- [STATED TASK]: Copy every line of the data in which the word "tilápia" occurs.

-- BEGIN --

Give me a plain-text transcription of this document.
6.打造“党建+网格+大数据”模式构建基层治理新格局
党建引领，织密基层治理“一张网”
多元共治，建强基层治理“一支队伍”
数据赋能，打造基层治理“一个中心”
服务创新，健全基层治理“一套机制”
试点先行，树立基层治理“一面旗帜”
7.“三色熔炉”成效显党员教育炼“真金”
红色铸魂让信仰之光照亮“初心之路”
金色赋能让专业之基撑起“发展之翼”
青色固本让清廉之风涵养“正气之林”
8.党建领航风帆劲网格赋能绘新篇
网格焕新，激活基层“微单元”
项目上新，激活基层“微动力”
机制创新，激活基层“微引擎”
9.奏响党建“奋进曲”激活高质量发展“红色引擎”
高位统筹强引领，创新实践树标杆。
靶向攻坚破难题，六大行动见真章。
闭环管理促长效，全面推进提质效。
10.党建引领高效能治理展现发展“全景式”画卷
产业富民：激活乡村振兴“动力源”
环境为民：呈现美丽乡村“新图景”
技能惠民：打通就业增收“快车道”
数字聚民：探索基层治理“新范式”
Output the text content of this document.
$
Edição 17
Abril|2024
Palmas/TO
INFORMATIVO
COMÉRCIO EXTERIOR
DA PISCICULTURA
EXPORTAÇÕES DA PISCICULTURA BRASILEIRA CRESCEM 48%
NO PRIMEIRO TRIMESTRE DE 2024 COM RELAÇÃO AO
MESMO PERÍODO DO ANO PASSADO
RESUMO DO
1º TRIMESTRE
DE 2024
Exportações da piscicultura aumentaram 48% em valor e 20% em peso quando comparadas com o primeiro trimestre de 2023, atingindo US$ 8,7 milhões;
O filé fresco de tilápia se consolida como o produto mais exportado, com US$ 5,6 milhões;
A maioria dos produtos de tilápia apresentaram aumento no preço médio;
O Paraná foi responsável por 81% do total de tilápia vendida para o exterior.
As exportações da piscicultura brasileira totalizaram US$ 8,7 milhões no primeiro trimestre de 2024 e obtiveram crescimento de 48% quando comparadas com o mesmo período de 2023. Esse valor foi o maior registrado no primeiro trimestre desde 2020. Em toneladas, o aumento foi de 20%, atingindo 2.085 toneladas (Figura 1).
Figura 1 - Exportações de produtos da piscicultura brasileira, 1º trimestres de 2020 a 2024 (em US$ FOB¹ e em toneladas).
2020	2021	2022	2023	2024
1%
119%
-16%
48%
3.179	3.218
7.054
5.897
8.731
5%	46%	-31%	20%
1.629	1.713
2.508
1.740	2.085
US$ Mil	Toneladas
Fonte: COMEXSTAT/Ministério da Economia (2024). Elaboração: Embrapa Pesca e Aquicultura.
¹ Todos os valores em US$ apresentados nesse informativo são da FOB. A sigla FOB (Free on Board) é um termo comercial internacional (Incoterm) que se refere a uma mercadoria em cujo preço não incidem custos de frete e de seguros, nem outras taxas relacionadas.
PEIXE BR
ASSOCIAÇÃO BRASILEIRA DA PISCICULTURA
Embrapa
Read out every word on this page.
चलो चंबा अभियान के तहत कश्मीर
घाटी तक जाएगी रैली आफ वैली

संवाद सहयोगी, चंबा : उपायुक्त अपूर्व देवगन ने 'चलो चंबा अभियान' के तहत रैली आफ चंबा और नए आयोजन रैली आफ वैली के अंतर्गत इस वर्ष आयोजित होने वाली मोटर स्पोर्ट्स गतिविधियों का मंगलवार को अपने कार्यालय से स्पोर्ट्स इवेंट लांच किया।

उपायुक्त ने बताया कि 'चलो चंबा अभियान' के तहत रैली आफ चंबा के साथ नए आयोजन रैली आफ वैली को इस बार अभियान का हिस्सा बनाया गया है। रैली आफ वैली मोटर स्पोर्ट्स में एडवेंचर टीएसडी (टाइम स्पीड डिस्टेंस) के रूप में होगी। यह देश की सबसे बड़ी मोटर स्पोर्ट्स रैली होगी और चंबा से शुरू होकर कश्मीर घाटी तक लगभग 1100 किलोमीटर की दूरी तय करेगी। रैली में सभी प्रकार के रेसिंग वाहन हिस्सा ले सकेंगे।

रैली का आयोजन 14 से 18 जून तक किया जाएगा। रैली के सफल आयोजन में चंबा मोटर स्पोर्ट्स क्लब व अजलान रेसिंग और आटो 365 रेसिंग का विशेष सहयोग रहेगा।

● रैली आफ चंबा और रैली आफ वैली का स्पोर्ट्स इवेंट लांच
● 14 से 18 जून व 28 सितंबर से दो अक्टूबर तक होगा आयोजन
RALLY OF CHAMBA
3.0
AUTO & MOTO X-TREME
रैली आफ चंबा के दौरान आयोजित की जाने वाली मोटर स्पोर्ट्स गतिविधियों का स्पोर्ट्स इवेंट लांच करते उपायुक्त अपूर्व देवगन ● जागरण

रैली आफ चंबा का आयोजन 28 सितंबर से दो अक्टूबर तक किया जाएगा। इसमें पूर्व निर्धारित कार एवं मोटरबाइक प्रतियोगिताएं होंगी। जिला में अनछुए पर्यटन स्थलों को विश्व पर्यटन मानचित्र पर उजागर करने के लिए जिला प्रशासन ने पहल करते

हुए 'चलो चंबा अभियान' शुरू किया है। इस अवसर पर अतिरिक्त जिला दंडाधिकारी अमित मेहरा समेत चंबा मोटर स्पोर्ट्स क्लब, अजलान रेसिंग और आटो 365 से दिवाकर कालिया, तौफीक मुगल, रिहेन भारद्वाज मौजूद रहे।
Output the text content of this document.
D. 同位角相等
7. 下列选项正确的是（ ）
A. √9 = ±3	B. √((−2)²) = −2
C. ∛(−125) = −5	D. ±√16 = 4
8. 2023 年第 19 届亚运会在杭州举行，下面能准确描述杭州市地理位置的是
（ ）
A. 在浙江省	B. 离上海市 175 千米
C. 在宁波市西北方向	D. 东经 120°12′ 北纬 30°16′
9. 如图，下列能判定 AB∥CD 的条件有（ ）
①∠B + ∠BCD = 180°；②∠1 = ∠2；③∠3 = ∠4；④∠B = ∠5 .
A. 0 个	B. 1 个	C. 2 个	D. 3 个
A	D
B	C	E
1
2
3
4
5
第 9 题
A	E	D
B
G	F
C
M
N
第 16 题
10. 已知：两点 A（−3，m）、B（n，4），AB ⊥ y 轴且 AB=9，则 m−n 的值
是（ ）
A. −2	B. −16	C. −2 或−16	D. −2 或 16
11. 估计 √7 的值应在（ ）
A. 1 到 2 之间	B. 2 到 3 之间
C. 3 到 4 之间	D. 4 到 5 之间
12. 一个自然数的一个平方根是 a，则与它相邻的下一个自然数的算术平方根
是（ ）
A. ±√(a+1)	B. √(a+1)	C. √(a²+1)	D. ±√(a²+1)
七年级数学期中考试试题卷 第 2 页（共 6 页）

-- END --

- [COMPLETE ANSWER]:
O filé fresco de tilápia se consolida como o produto mais exportado, com US$ 5,6 milhões;
A maioria dos produtos de tilápia apresentaram aumento no preço médio;
O Paraná foi responsável por 81% do total de tilápia vendida para o exterior.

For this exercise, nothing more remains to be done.